> STATED EXERCISE:
Filter this material down to the lines that hold "permite", copying each one.
--- begin MATERIAL FOR THIS EXERCISE ---
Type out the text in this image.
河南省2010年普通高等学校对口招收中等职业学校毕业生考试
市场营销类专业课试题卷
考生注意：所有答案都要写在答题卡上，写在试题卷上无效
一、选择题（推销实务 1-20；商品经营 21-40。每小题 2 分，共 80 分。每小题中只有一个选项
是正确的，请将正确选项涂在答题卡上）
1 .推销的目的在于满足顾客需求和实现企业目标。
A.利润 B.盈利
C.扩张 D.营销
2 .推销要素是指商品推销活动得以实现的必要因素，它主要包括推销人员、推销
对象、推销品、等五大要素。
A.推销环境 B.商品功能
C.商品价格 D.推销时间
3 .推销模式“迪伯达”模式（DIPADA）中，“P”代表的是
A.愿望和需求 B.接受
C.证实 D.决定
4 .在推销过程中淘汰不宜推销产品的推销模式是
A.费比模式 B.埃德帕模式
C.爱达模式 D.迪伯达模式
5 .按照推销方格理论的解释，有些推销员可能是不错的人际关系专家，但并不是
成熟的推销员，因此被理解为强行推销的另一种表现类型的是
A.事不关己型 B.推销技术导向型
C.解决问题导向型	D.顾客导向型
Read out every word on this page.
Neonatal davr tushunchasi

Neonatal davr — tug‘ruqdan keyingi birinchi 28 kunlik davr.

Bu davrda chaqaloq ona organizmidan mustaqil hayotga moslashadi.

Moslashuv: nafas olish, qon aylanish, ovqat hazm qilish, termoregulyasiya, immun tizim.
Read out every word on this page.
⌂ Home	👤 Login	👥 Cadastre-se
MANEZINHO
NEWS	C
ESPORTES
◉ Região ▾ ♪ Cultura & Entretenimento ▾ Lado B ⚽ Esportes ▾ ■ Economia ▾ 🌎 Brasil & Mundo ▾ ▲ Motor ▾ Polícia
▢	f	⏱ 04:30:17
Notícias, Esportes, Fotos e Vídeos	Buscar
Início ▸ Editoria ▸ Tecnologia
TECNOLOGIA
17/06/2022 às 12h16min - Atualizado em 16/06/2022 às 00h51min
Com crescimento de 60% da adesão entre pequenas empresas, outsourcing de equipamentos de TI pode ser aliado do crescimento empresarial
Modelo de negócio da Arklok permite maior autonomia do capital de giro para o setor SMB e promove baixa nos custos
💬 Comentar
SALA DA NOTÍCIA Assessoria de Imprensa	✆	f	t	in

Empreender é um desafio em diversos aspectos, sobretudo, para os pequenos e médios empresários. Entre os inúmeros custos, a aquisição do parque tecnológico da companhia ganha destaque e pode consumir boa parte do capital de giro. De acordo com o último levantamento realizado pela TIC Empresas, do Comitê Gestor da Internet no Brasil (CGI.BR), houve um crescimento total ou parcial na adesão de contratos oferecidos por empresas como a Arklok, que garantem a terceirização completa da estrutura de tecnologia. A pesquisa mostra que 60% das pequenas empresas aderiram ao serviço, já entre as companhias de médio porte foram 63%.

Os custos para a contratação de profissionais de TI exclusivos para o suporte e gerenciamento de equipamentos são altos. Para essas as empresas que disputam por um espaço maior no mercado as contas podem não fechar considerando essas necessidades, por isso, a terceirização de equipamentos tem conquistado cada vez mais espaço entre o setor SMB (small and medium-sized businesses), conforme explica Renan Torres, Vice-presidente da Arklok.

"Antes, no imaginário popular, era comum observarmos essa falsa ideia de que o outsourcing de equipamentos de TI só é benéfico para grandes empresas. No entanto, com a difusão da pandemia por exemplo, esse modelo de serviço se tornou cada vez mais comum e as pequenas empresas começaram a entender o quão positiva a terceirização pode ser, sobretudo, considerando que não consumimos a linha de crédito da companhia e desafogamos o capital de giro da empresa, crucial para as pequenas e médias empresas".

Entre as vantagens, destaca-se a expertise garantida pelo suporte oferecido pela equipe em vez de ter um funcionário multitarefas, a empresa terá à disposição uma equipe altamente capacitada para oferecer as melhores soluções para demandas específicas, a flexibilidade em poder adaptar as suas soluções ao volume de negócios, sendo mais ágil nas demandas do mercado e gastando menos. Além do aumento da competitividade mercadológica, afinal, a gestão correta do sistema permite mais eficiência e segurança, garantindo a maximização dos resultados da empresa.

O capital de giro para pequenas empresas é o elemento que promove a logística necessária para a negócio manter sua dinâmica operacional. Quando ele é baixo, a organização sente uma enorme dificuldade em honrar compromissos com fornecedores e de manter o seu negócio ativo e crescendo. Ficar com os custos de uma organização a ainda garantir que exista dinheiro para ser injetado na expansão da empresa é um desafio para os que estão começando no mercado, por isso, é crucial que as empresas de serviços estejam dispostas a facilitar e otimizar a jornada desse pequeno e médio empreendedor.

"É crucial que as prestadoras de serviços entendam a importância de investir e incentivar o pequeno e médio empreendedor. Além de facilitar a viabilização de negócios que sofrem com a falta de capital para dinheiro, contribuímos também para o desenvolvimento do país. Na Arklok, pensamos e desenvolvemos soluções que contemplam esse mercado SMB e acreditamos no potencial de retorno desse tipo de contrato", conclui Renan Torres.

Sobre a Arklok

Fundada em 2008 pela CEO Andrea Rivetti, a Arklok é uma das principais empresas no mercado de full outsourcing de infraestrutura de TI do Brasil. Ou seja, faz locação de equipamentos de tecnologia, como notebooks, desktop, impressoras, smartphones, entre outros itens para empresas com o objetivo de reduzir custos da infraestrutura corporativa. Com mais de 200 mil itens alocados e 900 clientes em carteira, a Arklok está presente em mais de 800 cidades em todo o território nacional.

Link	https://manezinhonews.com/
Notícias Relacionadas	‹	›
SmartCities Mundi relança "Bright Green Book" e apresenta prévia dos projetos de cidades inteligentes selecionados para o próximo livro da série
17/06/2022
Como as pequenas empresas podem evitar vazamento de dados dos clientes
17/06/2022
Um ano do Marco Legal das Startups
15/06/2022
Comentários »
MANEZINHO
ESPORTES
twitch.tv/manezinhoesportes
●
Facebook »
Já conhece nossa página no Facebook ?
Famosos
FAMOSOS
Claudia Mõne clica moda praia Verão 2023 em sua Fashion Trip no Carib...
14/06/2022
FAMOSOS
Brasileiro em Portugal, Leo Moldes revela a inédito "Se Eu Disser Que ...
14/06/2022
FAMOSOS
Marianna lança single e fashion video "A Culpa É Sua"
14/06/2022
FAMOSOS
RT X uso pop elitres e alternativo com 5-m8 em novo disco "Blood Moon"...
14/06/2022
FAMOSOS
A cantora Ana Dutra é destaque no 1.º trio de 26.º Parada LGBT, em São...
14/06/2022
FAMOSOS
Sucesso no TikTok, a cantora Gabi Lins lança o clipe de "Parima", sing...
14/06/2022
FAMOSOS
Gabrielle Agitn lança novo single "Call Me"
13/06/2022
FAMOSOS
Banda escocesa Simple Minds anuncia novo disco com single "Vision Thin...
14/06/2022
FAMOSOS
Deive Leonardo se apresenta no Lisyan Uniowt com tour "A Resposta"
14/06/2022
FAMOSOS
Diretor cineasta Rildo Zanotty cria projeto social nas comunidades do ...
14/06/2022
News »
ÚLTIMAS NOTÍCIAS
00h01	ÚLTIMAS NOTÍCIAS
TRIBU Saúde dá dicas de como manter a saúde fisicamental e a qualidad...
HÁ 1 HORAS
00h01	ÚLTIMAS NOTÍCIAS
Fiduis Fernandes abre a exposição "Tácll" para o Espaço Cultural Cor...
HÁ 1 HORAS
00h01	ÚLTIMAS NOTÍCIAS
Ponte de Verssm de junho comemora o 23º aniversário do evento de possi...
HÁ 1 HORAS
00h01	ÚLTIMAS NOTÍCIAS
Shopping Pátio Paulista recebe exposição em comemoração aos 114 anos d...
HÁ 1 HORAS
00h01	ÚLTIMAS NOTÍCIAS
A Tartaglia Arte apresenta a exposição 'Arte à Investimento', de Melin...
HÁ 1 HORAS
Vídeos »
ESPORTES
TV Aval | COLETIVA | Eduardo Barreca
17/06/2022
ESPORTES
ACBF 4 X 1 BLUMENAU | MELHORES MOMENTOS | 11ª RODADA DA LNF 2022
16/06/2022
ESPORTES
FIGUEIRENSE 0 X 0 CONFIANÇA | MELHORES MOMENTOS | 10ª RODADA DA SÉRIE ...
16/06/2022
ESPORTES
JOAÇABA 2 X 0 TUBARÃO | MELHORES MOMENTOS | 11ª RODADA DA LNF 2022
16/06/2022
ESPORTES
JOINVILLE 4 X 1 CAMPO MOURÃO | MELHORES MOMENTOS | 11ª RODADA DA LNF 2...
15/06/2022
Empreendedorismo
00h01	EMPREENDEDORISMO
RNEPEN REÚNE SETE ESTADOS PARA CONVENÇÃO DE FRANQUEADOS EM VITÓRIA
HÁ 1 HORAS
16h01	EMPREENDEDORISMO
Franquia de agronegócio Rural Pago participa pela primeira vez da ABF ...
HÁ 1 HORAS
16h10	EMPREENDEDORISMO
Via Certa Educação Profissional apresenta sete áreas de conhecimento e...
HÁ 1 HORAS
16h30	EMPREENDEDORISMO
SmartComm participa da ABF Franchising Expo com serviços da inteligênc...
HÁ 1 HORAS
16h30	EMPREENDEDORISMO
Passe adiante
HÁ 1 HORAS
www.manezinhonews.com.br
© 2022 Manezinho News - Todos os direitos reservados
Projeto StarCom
--- end MATERIAL FOR THIS EXERCISE ---
> RESULT OF THIS TASK:
Modelo de negócio da Arklok permite maior autonomia do capital de giro para o setor SMB e promove baixa nos custos
Entre as vantagens, destaca-se a expertise garantida pelo suporte oferecido pela equipe em vez de ter um funcionário multitarefas, a empresa terá à disposição uma equipe altamente capacitada para oferecer as melhores soluções para demandas específicas, a flexibilidade em poder adaptar as suas soluções ao volume de negócios, sendo mais ágil nas demandas do mercado e gastando menos. Além do aumento da competitividade mercadológica, afinal, a gestão correta do sistema permite mais eficiência e segurança, garantindo a maximização dos resultados da empresa.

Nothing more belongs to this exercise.